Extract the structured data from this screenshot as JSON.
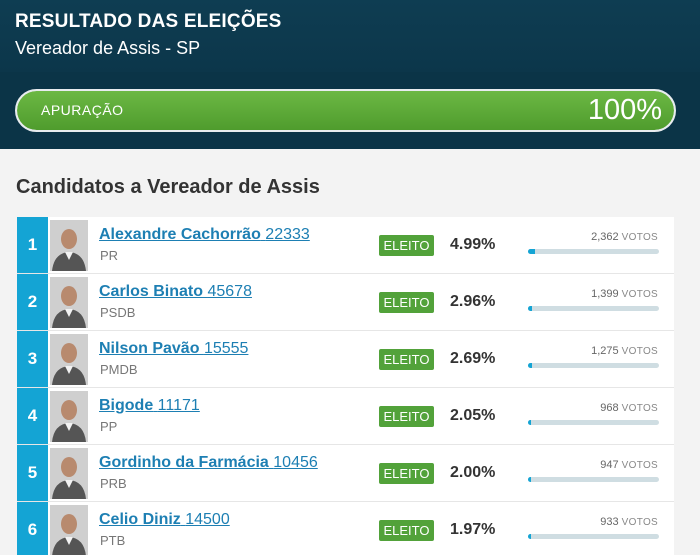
{
  "header": {
    "title": "RESULTADO DAS ELEIÇÕES",
    "subtitle": "Vereador de Assis - SP"
  },
  "apuracao": {
    "label": "APURAÇÃO",
    "percent_label": "100%",
    "fraction": 1.0
  },
  "section_title": "Candidatos a Vereador de Assis",
  "votes_unit": "VOTOS",
  "colors": {
    "rank_blue": "#14a4d4",
    "elected_green": "#52a23a",
    "header_navy": "#0b3447",
    "name_link": "#1d7fb3"
  },
  "candidates": [
    {
      "rank": "1",
      "name": "Alexandre Cachorrão",
      "number": "22333",
      "party": "PR",
      "status": "ELEITO",
      "percent": "4.99%",
      "votes": "2,362",
      "vote_fraction": 0.05,
      "photo": "candidate-photo"
    },
    {
      "rank": "2",
      "name": "Carlos Binato",
      "number": "45678",
      "party": "PSDB",
      "status": "ELEITO",
      "percent": "2.96%",
      "votes": "1,399",
      "vote_fraction": 0.03,
      "photo": "candidate-photo"
    },
    {
      "rank": "3",
      "name": "Nilson Pavão",
      "number": "15555",
      "party": "PMDB",
      "status": "ELEITO",
      "percent": "2.69%",
      "votes": "1,275",
      "vote_fraction": 0.027,
      "photo": "candidate-photo"
    },
    {
      "rank": "4",
      "name": "Bigode",
      "number": "11171",
      "party": "PP",
      "status": "ELEITO",
      "percent": "2.05%",
      "votes": "968",
      "vote_fraction": 0.02,
      "photo": "candidate-photo"
    },
    {
      "rank": "5",
      "name": "Gordinho da Farmácia",
      "number": "10456",
      "party": "PRB",
      "status": "ELEITO",
      "percent": "2.00%",
      "votes": "947",
      "vote_fraction": 0.02,
      "photo": "candidate-photo"
    },
    {
      "rank": "6",
      "name": "Celio Diniz",
      "number": "14500",
      "party": "PTB",
      "status": "ELEITO",
      "percent": "1.97%",
      "votes": "933",
      "vote_fraction": 0.02,
      "photo": "candidate-photo"
    }
  ]
}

* * * * *

What is required => Reproduce every entry word for word, but skip any pictures.

The reply =>
Extract the structured data from this screenshot as JSON.
{
  "header": {
    "title": "RESULTADO DAS ELEIÇÕES",
    "subtitle": "Vereador de Assis - SP"
  },
  "apuracao": {
    "label": "APURAÇÃO",
    "percent_label": "100%",
    "fraction": 1.0
  },
  "section_title": "Candidatos a Vereador de Assis",
  "votes_unit": "VOTOS",
  "colors": {
    "rank_blue": "#14a4d4",
    "elected_green": "#52a23a",
    "header_navy": "#0b3447",
    "name_link": "#1d7fb3"
  },
  "candidates": [
    {
      "rank": "1",
      "name": "Alexandre Cachorrão",
      "number": "22333",
      "party": "PR",
      "status": "ELEITO",
      "percent": "4.99%",
      "votes": "2,362",
      "vote_fraction": 0.05,
      "photo": "candidate-photo"
    },
    {
      "rank": "2",
      "name": "Carlos Binato",
      "number": "45678",
      "party": "PSDB",
      "status": "ELEITO",
      "percent": "2.96%",
      "votes": "1,399",
      "vote_fraction": 0.03,
      "photo": "candidate-photo"
    },
    {
      "rank": "3",
      "name": "Nilson Pavão",
      "number": "15555",
      "party": "PMDB",
      "status": "ELEITO",
      "percent": "2.69%",
      "votes": "1,275",
      "vote_fraction": 0.027,
      "photo": "candidate-photo"
    },
    {
      "rank": "4",
      "name": "Bigode",
      "number": "11171",
      "party": "PP",
      "status": "ELEITO",
      "percent": "2.05%",
      "votes": "968",
      "vote_fraction": 0.02,
      "photo": "candidate-photo"
    },
    {
      "rank": "5",
      "name": "Gordinho da Farmácia",
      "number": "10456",
      "party": "PRB",
      "status": "ELEITO",
      "percent": "2.00%",
      "votes": "947",
      "vote_fraction": 0.02,
      "photo": "candidate-photo"
    },
    {
      "rank": "6",
      "name": "Celio Diniz",
      "number": "14500",
      "party": "PTB",
      "status": "ELEITO",
      "percent": "1.97%",
      "votes": "933",
      "vote_fraction": 0.02,
      "photo": "candidate-photo"
    }
  ]
}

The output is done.